--- Data records ---

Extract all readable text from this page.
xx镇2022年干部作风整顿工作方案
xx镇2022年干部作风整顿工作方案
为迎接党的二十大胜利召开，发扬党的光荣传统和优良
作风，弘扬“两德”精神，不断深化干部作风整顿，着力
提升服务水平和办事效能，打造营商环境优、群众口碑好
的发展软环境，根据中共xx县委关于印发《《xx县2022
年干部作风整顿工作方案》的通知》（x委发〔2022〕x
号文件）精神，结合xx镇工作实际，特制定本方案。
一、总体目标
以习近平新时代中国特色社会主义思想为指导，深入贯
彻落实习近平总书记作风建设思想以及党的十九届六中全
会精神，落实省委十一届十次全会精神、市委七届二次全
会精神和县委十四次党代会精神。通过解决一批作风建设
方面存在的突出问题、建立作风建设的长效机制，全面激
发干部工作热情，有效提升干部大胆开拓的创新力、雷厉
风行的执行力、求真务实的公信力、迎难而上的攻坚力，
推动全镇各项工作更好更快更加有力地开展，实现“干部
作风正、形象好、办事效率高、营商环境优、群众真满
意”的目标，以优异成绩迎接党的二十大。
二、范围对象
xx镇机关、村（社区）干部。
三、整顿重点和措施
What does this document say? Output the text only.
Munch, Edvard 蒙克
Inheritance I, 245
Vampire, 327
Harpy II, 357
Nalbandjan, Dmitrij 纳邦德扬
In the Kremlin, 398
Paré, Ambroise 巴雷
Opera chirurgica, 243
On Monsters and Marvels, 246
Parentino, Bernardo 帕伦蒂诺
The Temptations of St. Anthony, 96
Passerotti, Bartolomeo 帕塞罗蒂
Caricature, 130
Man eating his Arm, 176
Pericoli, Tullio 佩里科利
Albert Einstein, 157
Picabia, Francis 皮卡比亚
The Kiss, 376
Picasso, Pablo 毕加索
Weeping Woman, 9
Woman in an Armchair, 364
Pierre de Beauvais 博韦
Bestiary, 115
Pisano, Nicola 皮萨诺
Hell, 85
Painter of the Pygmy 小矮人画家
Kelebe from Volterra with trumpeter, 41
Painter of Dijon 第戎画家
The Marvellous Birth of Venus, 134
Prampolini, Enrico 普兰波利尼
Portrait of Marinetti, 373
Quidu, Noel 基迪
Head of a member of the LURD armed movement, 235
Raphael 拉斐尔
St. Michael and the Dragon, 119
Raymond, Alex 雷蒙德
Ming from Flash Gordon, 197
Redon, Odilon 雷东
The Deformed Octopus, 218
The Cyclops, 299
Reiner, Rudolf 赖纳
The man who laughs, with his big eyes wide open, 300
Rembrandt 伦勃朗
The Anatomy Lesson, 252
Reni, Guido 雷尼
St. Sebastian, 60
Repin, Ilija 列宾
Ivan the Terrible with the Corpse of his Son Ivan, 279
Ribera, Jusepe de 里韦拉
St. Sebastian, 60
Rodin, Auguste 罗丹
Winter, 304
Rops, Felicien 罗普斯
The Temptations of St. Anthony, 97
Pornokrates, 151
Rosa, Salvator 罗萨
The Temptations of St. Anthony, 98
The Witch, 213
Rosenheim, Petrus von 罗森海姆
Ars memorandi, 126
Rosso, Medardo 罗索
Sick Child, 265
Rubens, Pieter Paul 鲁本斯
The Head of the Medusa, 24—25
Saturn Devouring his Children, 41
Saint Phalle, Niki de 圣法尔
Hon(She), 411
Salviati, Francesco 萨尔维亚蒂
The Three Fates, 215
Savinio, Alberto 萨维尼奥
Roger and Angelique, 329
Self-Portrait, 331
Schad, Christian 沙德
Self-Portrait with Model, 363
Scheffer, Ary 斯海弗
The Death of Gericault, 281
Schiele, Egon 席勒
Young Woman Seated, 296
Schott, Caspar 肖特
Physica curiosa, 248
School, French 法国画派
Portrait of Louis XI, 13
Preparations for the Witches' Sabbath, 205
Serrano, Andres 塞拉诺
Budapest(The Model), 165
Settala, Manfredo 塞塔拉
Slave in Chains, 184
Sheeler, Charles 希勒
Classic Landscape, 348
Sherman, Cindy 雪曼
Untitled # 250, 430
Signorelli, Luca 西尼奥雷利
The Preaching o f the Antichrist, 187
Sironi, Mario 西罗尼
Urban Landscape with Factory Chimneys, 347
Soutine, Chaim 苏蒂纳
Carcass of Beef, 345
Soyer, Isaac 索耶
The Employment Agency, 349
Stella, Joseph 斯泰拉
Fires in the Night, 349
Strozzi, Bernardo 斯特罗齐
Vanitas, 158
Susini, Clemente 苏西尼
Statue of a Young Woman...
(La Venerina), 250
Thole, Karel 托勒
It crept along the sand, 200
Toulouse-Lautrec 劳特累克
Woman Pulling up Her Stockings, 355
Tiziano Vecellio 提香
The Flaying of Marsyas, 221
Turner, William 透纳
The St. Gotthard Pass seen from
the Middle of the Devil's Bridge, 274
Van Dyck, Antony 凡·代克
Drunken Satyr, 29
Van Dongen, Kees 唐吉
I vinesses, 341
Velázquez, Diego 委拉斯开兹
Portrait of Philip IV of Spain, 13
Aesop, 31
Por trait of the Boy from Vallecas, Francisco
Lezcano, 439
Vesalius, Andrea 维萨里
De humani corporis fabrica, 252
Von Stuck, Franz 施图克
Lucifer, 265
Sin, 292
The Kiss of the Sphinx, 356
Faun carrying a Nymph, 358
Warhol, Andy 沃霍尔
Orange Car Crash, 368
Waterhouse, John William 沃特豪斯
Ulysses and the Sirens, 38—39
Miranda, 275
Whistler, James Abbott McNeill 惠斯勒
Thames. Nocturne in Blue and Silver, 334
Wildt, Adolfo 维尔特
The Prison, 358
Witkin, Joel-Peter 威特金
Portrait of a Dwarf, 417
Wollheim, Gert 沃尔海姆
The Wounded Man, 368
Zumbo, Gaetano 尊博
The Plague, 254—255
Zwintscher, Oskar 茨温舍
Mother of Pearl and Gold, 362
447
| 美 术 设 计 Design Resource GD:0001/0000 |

---

▸ **What you should do**: Using the listing, copy every line where the word "Anthony" shows up.

▸ **Answer to this exercise**:
The Temptations of St. Anthony, 96
The Temptations of St. Anthony, 97
The Temptations of St. Anthony, 98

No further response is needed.